TASK GOAL: Filter the records below and copy every line containing the word "JSON".

SUPPLIED INFORMATION:
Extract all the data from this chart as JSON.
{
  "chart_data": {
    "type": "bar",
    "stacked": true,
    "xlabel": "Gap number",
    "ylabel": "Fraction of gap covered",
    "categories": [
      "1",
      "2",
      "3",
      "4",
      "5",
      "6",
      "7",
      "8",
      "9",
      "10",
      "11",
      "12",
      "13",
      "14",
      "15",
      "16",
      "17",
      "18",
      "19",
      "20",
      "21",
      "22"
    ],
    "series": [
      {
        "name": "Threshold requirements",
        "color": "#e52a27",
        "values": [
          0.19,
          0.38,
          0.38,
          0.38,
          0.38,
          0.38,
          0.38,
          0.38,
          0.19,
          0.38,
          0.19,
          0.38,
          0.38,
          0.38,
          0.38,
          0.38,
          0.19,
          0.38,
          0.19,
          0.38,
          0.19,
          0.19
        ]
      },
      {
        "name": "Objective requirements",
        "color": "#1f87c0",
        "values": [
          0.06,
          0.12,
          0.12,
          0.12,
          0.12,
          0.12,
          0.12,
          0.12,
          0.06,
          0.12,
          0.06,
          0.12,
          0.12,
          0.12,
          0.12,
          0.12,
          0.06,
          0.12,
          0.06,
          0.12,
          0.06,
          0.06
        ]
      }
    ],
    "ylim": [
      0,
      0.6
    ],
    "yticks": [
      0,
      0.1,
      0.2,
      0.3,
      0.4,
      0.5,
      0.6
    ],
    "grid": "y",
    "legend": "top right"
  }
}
==
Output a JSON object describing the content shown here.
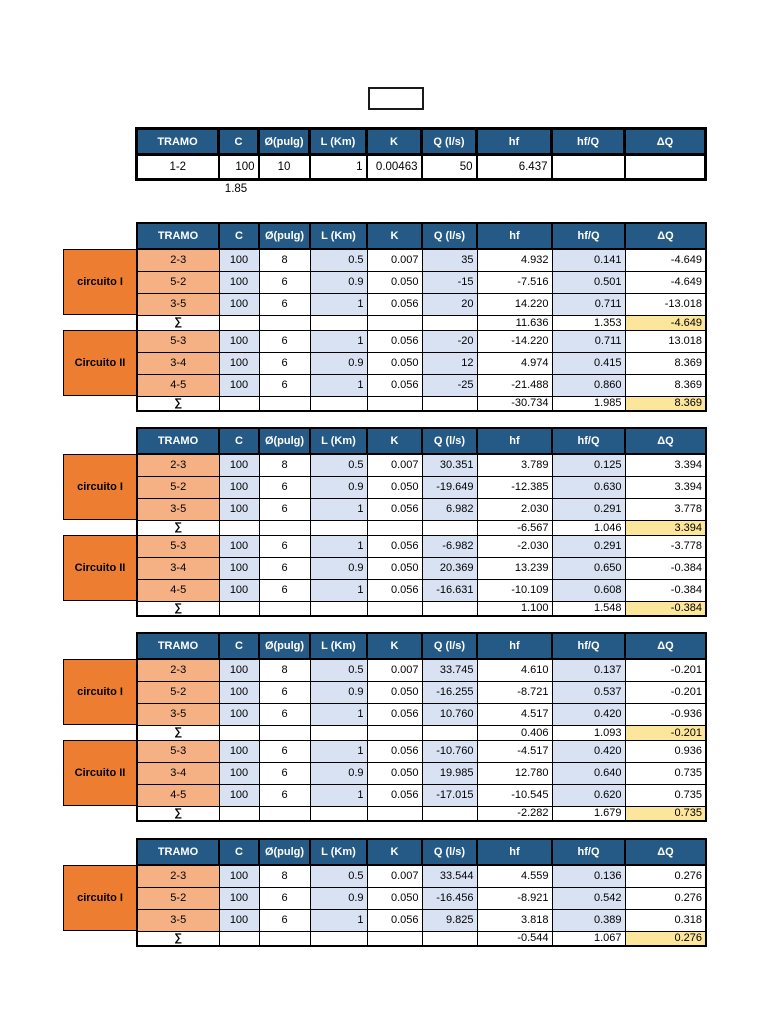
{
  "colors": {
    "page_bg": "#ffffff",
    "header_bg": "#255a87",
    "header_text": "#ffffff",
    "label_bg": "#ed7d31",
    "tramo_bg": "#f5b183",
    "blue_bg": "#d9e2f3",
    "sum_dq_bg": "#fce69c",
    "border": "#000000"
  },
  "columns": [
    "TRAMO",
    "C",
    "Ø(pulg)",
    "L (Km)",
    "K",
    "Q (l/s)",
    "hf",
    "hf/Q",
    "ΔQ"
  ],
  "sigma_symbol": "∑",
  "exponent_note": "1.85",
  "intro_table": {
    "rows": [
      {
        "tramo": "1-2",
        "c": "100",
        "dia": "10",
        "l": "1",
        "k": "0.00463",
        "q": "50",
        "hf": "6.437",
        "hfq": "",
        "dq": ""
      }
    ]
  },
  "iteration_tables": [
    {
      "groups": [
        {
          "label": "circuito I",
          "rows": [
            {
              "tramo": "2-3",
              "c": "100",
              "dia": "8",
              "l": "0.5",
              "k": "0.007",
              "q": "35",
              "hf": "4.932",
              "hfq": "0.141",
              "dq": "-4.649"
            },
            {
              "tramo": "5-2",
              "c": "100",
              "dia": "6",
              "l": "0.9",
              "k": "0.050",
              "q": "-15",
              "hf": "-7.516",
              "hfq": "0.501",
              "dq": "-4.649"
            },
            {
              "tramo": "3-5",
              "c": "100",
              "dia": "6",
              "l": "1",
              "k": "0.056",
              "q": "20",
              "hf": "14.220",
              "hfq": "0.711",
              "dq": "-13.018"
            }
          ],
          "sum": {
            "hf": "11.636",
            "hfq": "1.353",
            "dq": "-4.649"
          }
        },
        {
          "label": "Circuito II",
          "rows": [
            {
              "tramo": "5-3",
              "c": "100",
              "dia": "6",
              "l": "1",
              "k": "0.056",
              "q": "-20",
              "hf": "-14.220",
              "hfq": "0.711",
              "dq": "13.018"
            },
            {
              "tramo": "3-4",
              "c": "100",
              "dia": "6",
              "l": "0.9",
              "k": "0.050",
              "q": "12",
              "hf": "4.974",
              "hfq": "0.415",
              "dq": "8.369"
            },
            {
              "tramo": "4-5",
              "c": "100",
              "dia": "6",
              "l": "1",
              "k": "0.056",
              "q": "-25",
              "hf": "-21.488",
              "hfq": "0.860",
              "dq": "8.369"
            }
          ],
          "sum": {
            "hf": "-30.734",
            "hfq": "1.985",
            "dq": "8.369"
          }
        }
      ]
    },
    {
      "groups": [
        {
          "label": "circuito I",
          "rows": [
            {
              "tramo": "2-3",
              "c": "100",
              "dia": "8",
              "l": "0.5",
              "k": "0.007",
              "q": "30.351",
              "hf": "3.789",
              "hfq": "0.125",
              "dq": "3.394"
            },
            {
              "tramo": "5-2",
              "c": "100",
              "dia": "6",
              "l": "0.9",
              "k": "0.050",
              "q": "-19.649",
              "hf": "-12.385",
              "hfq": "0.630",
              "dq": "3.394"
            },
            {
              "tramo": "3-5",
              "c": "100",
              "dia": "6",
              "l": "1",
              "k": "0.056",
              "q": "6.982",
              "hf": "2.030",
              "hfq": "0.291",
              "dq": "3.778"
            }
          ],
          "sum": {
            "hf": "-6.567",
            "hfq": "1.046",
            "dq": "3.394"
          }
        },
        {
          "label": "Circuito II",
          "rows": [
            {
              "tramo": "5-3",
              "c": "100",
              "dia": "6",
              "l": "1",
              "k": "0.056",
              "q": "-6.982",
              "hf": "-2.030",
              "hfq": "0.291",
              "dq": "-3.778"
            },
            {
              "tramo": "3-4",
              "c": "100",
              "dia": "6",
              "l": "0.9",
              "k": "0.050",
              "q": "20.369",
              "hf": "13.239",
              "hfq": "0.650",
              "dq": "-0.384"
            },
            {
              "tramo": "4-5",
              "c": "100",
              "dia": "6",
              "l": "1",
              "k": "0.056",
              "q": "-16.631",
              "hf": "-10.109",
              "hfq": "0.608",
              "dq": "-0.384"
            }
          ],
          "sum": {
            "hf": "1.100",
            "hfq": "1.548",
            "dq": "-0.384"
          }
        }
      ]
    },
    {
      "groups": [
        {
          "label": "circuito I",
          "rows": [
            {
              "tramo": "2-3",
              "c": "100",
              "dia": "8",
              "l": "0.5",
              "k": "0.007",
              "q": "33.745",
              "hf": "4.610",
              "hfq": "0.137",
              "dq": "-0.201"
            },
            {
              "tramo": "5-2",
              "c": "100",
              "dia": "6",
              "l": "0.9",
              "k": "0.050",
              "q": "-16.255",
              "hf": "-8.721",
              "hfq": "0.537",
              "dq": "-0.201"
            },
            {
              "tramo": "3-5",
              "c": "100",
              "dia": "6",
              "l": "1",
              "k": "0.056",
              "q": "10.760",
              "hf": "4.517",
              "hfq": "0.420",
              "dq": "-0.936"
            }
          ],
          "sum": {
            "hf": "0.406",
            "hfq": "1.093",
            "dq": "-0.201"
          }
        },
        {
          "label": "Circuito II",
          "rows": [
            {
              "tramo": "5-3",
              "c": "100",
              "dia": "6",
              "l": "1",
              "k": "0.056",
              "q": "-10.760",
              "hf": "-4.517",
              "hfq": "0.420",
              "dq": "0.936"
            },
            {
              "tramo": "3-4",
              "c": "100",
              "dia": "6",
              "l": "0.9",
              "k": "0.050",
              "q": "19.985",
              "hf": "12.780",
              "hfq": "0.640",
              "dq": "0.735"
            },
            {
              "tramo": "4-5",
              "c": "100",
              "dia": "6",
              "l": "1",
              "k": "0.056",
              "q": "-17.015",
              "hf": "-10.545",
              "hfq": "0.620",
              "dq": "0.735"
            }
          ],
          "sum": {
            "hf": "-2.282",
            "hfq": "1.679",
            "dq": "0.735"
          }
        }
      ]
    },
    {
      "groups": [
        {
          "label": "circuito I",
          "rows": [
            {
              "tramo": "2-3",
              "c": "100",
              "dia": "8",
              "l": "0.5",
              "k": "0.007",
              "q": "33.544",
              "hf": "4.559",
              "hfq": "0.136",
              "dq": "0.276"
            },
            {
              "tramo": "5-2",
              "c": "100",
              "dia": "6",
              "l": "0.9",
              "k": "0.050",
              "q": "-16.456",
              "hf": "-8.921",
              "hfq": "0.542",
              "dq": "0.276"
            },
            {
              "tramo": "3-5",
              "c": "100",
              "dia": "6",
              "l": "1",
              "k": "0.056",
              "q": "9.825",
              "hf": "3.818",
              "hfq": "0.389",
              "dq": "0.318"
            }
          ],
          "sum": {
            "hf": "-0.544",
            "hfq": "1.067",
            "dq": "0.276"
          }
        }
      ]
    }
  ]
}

ANSWER TO THIS EXERCISE:
Extract all the data from this chart as JSON.
Output a JSON object describing the content shown here.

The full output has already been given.